Task description:
Set every record down verbatim and omit the pictures.

Exercise data:
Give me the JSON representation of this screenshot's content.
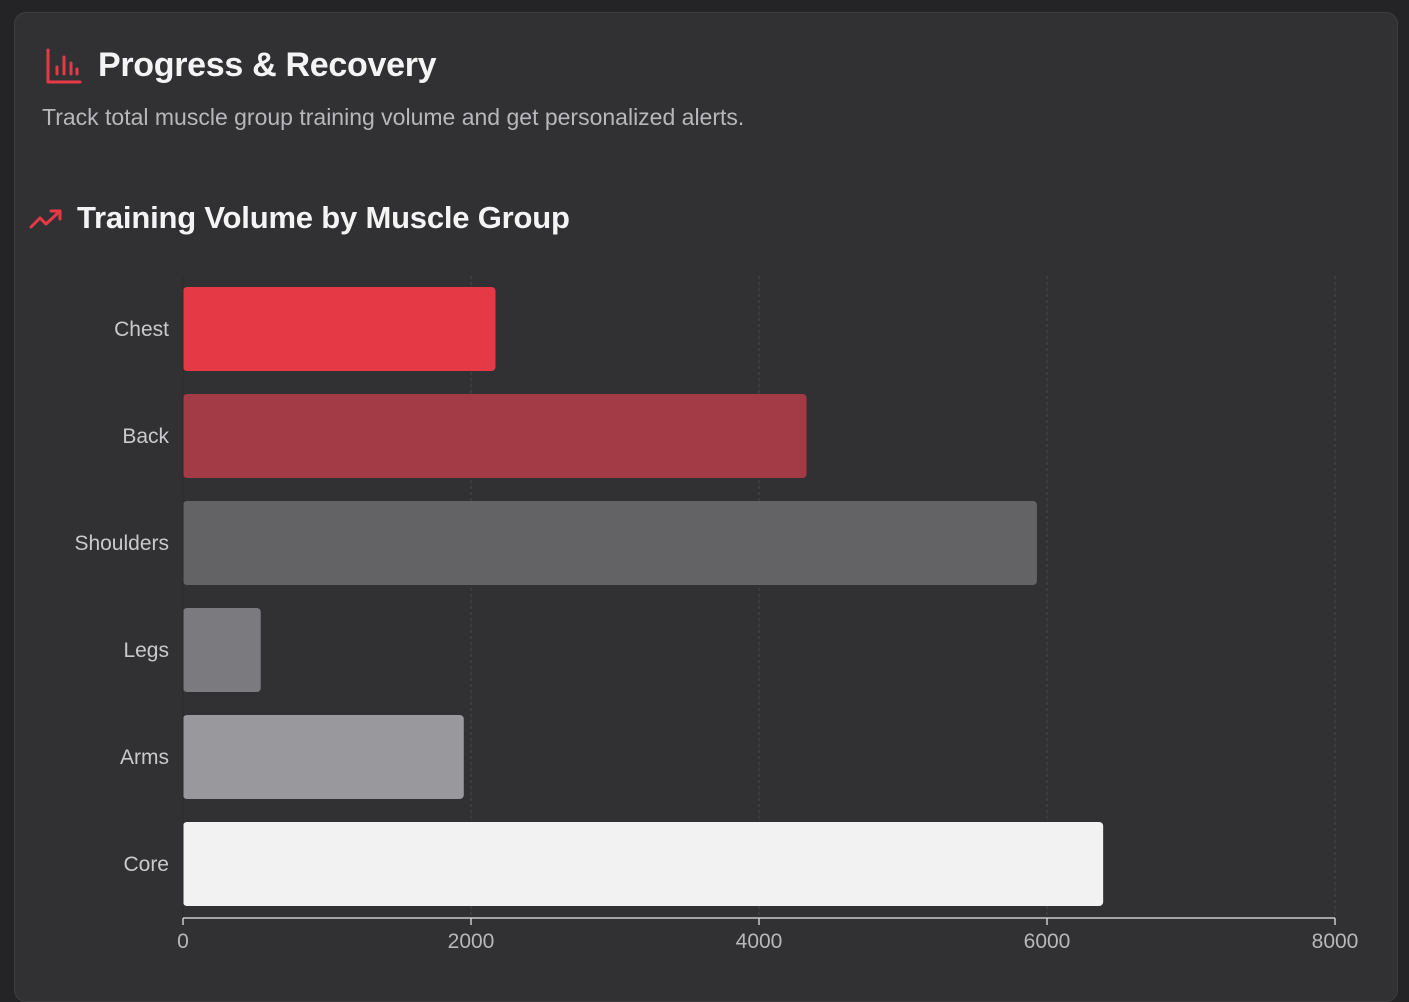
{
  "header": {
    "title": "Progress & Recovery",
    "icon": "bar-chart-icon",
    "subtitle": "Track total muscle group training volume and get personalized alerts."
  },
  "section": {
    "title": "Training Volume by Muscle Group",
    "icon": "trending-up-icon"
  },
  "colors": {
    "accent": "#e63946",
    "background": "#313133",
    "page": "#242426"
  },
  "chart_data": {
    "type": "bar",
    "orientation": "horizontal",
    "title": "Training Volume by Muscle Group",
    "categories": [
      "Chest",
      "Back",
      "Shoulders",
      "Legs",
      "Arms",
      "Core"
    ],
    "values": [
      2170,
      4330,
      5930,
      540,
      1950,
      6390
    ],
    "colors": [
      "#e63946",
      "#a23b46",
      "#636366",
      "#7b7b7f",
      "#98989d",
      "#f2f2f2"
    ],
    "xlim": [
      0,
      8000
    ],
    "xticks": [
      0,
      2000,
      4000,
      6000,
      8000
    ],
    "grid": true,
    "xlabel": "",
    "ylabel": ""
  }
}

Exercise answer:
Give me the JSON representation of this screenshot's content.
{
  "header": {
    "title": "Progress & Recovery",
    "icon": "bar-chart-icon",
    "subtitle": "Track total muscle group training volume and get personalized alerts."
  },
  "section": {
    "title": "Training Volume by Muscle Group",
    "icon": "trending-up-icon"
  },
  "colors": {
    "accent": "#e63946",
    "background": "#313133",
    "page": "#242426"
  },
  "chart_data": {
    "type": "bar",
    "orientation": "horizontal",
    "title": "Training Volume by Muscle Group",
    "categories": [
      "Chest",
      "Back",
      "Shoulders",
      "Legs",
      "Arms",
      "Core"
    ],
    "values": [
      2170,
      4330,
      5930,
      540,
      1950,
      6390
    ],
    "colors": [
      "#e63946",
      "#a23b46",
      "#636366",
      "#7b7b7f",
      "#98989d",
      "#f2f2f2"
    ],
    "xlim": [
      0,
      8000
    ],
    "xticks": [
      0,
      2000,
      4000,
      6000,
      8000
    ],
    "grid": true,
    "xlabel": "",
    "ylabel": ""
  }
}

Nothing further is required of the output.